BEGIN Source records

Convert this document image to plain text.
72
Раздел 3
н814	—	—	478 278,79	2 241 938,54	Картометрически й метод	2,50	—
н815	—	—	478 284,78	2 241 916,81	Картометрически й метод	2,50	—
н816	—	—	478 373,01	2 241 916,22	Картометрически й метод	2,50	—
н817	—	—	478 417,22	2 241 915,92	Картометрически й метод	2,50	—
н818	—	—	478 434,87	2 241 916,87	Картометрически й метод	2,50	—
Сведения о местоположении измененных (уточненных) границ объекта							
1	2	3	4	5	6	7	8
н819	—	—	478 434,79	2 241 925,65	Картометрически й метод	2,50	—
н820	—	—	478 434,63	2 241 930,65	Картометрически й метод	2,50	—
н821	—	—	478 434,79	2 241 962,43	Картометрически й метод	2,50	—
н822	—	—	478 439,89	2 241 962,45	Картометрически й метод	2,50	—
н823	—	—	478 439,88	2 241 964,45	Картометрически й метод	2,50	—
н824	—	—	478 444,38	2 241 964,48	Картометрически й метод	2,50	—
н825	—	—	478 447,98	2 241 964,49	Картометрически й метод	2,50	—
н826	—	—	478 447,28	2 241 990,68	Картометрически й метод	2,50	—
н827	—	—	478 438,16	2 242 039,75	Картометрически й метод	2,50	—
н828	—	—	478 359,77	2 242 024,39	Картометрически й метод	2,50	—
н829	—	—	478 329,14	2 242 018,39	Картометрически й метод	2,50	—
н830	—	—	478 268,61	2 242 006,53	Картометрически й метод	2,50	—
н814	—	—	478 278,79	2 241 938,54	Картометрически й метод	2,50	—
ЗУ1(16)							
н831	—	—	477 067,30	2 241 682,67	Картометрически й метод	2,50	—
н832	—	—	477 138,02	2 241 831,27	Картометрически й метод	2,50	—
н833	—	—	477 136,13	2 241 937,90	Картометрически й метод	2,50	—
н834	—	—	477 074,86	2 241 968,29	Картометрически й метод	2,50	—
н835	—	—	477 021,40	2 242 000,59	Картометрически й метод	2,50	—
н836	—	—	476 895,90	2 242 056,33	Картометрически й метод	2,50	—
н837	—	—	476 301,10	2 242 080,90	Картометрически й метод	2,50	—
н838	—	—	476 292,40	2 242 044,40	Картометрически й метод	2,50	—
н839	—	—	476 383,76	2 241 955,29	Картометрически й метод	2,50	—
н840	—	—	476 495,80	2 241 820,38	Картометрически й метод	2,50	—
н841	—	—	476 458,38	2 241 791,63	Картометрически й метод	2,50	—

END Source records

Directions for this task:
Please reproduce all of the entries exactly as they stand.

Full response:
Convert this document image to plain text.
72
Раздел 3
н814	—	—	478 278,79	2 241 938,54	Картометрически й метод	2,50	—
н815	—	—	478 284,78	2 241 916,81	Картометрически й метод	2,50	—
н816	—	—	478 373,01	2 241 916,22	Картометрически й метод	2,50	—
н817	—	—	478 417,22	2 241 915,92	Картометрически й метод	2,50	—
н818	—	—	478 434,87	2 241 916,87	Картометрически й метод	2,50	—
Сведения о местоположении измененных (уточненных) границ объекта							
1	2	3	4	5	6	7	8
н819	—	—	478 434,79	2 241 925,65	Картометрически й метод	2,50	—
н820	—	—	478 434,63	2 241 930,65	Картометрически й метод	2,50	—
н821	—	—	478 434,79	2 241 962,43	Картометрически й метод	2,50	—
н822	—	—	478 439,89	2 241 962,45	Картометрически й метод	2,50	—
н823	—	—	478 439,88	2 241 964,45	Картометрически й метод	2,50	—
н824	—	—	478 444,38	2 241 964,48	Картометрически й метод	2,50	—
н825	—	—	478 447,98	2 241 964,49	Картометрически й метод	2,50	—
н826	—	—	478 447,28	2 241 990,68	Картометрически й метод	2,50	—
н827	—	—	478 438,16	2 242 039,75	Картометрически й метод	2,50	—
н828	—	—	478 359,77	2 242 024,39	Картометрически й метод	2,50	—
н829	—	—	478 329,14	2 242 018,39	Картометрически й метод	2,50	—
н830	—	—	478 268,61	2 242 006,53	Картометрически й метод	2,50	—
н814	—	—	478 278,79	2 241 938,54	Картометрически й метод	2,50	—
ЗУ1(16)							
н831	—	—	477 067,30	2 241 682,67	Картометрически й метод	2,50	—
н832	—	—	477 138,02	2 241 831,27	Картометрически й метод	2,50	—
н833	—	—	477 136,13	2 241 937,90	Картометрически й метод	2,50	—
н834	—	—	477 074,86	2 241 968,29	Картометрически й метод	2,50	—
н835	—	—	477 021,40	2 242 000,59	Картометрически й метод	2,50	—
н836	—	—	476 895,90	2 242 056,33	Картометрически й метод	2,50	—
н837	—	—	476 301,10	2 242 080,90	Картометрически й метод	2,50	—
н838	—	—	476 292,40	2 242 044,40	Картометрически й метод	2,50	—
н839	—	—	476 383,76	2 241 955,29	Картометрически й метод	2,50	—
н840	—	—	476 495,80	2 241 820,38	Картометрически й метод	2,50	—
н841	—	—	476 458,38	2 241 791,63	Картометрически й метод	2,50	—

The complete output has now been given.